§ Do this
Reproduce the material word for word; the images stay out.

§ Records supplied
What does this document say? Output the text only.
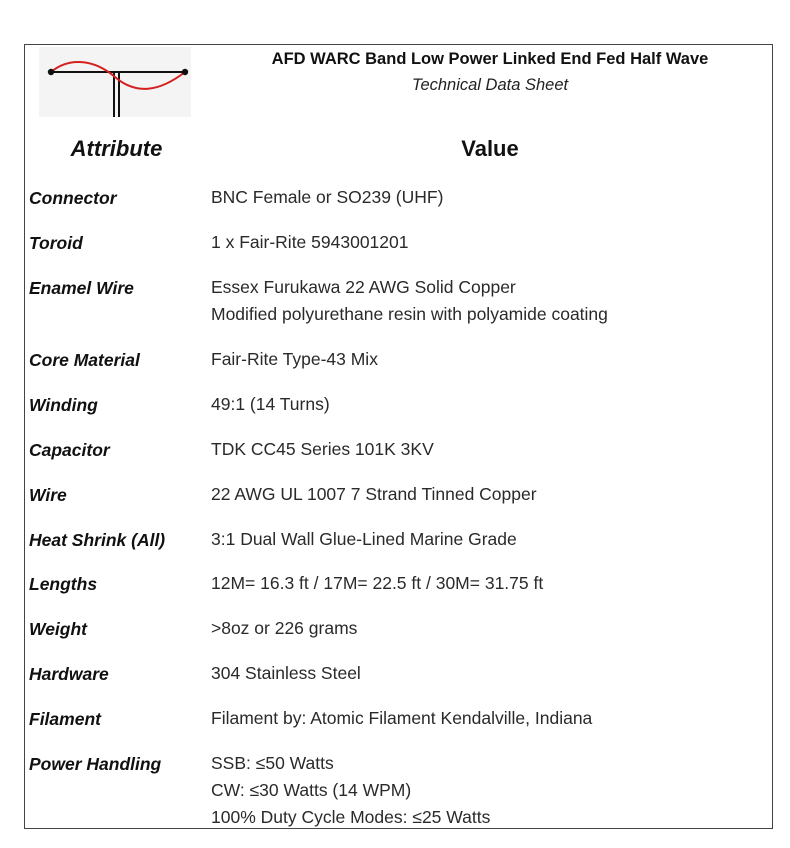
AFD WARC Band Low Power Linked End Fed Half Wave
Technical Data Sheet
Attribute	Value
Connector	BNC Female or SO239 (UHF)
Toroid	1 x Fair-Rite 5943001201
Enamel Wire	Essex Furukawa 22 AWG Solid Copper
Modified polyurethane resin with polyamide coating
Core Material	Fair-Rite Type-43 Mix
Winding	49:1 (14 Turns)
Capacitor	TDK CC45 Series 101K 3KV
Wire	22 AWG UL 1007 7 Strand Tinned Copper
Heat Shrink (All)	3:1 Dual Wall Glue-Lined Marine Grade
Lengths	12M= 16.3 ft / 17M= 22.5 ft / 30M= 31.75 ft
Weight	>8oz or 226 grams
Hardware	304 Stainless Steel
Filament	Filament by: Atomic Filament Kendalville, Indiana
Power Handling	SSB: ≤50 Watts
CW: ≤30 Watts (14 WPM)
100% Duty Cycle Modes: ≤25 Watts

§ Written reply
What does this document say? Output the text only.
AFD WARC Band Low Power Linked End Fed Half Wave
Technical Data Sheet
Attribute	Value
Connector	BNC Female or SO239 (UHF)
Toroid	1 x Fair-Rite 5943001201
Enamel Wire	Essex Furukawa 22 AWG Solid Copper
Modified polyurethane resin with polyamide coating
Core Material	Fair-Rite Type-43 Mix
Winding	49:1 (14 Turns)
Capacitor	TDK CC45 Series 101K 3KV
Wire	22 AWG UL 1007 7 Strand Tinned Copper
Heat Shrink (All)	3:1 Dual Wall Glue-Lined Marine Grade
Lengths	12M= 16.3 ft / 17M= 22.5 ft / 30M= 31.75 ft
Weight	>8oz or 226 grams
Hardware	304 Stainless Steel
Filament	Filament by: Atomic Filament Kendalville, Indiana
Power Handling	SSB: ≤50 Watts
CW: ≤30 Watts (14 WPM)
100% Duty Cycle Modes: ≤25 Watts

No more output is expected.